Exercise directions
Copy the records word for word, starting at the very first line and ending at the line that contains "cell-race2: 0: [549, 452, 625, 464]", with that line included.

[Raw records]
· · · · ·

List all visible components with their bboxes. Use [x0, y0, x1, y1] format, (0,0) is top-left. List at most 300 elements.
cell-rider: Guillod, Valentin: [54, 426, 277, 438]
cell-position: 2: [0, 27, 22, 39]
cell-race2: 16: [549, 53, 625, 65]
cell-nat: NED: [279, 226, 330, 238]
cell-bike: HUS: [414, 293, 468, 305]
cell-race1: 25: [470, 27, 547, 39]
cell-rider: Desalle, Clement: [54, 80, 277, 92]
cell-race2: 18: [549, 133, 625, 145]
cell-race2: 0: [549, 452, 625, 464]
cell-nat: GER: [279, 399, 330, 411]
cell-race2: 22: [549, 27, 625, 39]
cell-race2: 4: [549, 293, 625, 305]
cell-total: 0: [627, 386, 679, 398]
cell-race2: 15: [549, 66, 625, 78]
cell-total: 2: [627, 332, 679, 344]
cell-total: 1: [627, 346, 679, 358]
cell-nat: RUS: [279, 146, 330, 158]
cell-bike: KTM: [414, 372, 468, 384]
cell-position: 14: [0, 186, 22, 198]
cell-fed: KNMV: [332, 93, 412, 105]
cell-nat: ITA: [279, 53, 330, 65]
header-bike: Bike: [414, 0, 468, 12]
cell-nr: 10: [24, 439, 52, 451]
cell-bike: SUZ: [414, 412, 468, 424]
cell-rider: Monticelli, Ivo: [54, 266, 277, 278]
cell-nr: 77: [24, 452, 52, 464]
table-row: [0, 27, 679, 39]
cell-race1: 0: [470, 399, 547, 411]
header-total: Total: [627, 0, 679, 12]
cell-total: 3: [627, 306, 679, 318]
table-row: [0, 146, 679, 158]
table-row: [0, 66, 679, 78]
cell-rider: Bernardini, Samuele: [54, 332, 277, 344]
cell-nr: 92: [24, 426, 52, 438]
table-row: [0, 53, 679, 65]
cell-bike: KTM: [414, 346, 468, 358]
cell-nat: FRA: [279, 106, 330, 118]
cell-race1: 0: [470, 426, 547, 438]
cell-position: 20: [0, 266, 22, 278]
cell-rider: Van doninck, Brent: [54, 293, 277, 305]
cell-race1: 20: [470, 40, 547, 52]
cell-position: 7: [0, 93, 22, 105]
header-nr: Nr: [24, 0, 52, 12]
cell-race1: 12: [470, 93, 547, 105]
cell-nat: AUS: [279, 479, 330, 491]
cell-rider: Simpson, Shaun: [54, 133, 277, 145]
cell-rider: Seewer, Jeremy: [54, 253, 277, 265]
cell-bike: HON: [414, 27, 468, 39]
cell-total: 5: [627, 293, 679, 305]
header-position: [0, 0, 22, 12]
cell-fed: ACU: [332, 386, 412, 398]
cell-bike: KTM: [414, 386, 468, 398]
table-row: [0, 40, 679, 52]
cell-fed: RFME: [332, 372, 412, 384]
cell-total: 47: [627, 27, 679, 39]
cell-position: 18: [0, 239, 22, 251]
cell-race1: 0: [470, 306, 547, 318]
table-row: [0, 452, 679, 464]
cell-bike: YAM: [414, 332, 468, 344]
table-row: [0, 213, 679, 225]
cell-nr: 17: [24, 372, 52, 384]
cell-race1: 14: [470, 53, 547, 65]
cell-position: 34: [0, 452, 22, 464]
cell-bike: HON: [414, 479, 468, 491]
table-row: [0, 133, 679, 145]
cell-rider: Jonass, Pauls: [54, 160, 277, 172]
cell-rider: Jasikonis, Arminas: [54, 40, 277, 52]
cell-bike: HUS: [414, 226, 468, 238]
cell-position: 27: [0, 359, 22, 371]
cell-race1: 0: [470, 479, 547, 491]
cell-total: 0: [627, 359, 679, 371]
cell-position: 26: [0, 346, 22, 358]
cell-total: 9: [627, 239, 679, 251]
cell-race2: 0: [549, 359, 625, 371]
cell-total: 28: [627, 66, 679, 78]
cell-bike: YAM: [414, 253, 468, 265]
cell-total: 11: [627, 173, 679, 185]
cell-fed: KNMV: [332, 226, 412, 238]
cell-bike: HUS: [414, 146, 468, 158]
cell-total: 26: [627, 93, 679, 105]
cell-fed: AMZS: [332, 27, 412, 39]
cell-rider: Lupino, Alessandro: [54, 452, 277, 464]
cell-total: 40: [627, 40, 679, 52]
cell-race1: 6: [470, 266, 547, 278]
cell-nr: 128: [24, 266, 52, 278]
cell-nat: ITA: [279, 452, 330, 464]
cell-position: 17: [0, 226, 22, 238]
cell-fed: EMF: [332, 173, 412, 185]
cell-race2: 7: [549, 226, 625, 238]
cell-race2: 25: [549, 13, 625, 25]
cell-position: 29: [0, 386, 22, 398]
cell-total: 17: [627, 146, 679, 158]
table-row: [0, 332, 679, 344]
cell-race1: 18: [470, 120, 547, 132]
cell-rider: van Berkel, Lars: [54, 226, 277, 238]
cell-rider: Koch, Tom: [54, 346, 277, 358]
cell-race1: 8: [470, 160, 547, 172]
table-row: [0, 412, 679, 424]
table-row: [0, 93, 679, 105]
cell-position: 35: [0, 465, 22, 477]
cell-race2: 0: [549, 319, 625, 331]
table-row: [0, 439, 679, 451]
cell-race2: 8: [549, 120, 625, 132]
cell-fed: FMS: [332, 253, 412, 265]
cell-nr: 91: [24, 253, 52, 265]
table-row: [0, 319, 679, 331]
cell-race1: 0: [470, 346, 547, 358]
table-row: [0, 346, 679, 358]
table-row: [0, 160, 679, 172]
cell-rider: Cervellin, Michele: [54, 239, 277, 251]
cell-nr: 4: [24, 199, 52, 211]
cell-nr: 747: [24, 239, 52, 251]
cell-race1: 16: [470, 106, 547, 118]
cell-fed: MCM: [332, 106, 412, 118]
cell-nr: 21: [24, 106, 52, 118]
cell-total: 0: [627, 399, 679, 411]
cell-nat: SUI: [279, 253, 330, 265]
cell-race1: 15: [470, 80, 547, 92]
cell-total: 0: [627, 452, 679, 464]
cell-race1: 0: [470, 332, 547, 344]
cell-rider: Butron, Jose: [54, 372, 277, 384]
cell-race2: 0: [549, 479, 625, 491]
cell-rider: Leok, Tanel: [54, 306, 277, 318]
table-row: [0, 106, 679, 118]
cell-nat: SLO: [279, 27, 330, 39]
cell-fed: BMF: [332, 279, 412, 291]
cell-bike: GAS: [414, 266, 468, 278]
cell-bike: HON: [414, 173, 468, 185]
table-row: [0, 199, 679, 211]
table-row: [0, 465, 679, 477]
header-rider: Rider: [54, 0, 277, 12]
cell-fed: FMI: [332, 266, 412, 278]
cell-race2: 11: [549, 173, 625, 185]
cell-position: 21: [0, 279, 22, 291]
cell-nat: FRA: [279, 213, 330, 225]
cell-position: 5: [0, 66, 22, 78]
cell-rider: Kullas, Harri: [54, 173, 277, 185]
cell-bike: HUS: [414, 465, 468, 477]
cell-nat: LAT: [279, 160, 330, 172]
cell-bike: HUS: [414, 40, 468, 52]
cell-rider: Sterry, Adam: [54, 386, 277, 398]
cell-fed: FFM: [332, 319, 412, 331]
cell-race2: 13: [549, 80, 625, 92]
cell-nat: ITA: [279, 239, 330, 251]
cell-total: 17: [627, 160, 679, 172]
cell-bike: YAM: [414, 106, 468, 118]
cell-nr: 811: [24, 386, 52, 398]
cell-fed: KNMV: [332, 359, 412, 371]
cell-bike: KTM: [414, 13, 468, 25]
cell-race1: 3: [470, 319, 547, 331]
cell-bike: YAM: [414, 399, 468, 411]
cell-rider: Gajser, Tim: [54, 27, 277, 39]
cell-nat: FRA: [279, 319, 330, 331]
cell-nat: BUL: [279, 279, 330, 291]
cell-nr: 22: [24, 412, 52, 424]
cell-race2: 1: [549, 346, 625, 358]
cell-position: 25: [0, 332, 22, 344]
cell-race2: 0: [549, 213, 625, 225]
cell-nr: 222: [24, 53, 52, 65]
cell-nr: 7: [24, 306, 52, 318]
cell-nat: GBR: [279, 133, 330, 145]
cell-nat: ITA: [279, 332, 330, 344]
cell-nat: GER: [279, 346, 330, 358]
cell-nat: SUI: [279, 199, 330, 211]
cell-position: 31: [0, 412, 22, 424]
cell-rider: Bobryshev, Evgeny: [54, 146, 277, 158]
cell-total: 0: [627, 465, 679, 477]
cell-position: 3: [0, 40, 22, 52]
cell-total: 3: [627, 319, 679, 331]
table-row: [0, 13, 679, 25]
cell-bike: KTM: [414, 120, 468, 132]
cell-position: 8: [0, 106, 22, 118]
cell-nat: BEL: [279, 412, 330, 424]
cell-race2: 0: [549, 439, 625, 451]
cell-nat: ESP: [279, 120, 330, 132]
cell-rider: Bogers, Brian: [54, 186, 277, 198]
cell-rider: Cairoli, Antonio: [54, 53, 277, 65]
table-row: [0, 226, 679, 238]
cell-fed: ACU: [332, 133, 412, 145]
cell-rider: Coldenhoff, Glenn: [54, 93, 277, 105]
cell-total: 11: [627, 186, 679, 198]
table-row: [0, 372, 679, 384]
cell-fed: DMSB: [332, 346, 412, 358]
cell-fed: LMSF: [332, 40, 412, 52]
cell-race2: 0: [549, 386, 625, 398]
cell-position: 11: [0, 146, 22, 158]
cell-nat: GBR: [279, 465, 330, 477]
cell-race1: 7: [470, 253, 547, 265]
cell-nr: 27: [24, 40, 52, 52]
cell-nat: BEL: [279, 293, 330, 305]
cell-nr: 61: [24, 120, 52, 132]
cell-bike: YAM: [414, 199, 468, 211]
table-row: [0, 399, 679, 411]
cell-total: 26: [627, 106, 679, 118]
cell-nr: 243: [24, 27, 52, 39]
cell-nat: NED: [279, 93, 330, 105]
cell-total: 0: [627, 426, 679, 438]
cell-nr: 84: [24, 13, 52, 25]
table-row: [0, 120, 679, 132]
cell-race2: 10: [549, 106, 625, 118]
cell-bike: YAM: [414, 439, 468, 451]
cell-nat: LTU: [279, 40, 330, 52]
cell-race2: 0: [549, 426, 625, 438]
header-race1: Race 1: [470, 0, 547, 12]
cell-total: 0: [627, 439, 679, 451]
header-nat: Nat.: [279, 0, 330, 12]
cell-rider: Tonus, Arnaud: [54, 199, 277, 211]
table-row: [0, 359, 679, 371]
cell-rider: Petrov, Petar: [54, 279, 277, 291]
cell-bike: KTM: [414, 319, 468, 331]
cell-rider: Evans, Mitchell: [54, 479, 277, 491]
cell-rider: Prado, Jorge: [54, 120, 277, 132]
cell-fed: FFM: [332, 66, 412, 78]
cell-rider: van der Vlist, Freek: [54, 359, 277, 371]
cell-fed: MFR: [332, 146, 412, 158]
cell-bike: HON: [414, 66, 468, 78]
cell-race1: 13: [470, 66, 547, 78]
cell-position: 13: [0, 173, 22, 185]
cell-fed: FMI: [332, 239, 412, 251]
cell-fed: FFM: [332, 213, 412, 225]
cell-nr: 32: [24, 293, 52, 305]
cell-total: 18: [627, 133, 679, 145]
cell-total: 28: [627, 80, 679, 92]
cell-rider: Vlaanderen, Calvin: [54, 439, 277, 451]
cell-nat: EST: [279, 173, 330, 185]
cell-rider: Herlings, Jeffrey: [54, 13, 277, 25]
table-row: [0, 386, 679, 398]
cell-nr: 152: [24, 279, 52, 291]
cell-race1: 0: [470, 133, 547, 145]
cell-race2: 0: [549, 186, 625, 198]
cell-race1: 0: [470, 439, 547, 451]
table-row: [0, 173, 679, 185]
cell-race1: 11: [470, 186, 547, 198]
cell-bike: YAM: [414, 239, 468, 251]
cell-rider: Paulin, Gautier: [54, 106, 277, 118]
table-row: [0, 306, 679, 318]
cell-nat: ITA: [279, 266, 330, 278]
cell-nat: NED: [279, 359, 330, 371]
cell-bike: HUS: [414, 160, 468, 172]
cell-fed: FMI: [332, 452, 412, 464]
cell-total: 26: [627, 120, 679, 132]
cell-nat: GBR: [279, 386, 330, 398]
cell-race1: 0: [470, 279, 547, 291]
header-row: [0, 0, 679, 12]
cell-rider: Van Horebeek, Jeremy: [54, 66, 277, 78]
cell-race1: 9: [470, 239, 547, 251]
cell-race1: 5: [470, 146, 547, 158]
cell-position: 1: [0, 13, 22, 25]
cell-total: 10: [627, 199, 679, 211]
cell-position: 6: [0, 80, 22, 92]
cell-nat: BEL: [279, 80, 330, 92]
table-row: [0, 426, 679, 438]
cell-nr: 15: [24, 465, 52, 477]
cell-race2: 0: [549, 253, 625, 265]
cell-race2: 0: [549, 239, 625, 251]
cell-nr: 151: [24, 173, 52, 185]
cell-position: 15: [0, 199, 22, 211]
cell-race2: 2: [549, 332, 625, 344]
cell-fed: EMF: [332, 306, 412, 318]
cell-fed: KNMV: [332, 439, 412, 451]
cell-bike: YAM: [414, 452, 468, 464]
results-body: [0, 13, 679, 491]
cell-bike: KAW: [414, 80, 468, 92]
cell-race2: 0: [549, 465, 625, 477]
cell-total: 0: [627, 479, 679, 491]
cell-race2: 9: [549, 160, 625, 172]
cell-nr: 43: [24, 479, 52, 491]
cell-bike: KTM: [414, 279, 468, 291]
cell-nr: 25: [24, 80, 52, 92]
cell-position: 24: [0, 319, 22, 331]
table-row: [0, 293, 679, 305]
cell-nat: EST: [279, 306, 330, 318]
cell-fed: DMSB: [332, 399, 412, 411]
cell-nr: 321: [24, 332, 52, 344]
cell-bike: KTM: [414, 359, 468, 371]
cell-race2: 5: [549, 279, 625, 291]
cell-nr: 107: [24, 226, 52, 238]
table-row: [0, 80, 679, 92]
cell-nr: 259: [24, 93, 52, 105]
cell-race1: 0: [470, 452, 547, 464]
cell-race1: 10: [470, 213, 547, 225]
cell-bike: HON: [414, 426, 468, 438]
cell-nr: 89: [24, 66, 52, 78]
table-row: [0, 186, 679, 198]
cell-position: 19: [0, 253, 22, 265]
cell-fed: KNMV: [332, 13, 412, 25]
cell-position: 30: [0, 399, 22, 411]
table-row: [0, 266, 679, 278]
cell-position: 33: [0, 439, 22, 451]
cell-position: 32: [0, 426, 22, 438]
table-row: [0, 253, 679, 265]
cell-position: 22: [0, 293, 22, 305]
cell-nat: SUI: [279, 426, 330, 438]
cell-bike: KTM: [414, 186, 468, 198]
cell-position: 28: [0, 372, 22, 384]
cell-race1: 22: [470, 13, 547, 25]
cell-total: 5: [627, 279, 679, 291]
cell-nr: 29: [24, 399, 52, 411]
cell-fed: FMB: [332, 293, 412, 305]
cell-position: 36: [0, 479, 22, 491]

· · · · ·

Solution
List all visible components with their bboxes. Use [x0, y0, x1, y1] format, (0,0) is top-left. List at most 300 elements.
cell-rider: Guillod, Valentin: [54, 426, 277, 438]
cell-position: 2: [0, 27, 22, 39]
cell-race2: 16: [549, 53, 625, 65]
cell-nat: NED: [279, 226, 330, 238]
cell-bike: HUS: [414, 293, 468, 305]
cell-race1: 25: [470, 27, 547, 39]
cell-rider: Desalle, Clement: [54, 80, 277, 92]
cell-race2: 18: [549, 133, 625, 145]
cell-race2: 0: [549, 452, 625, 464]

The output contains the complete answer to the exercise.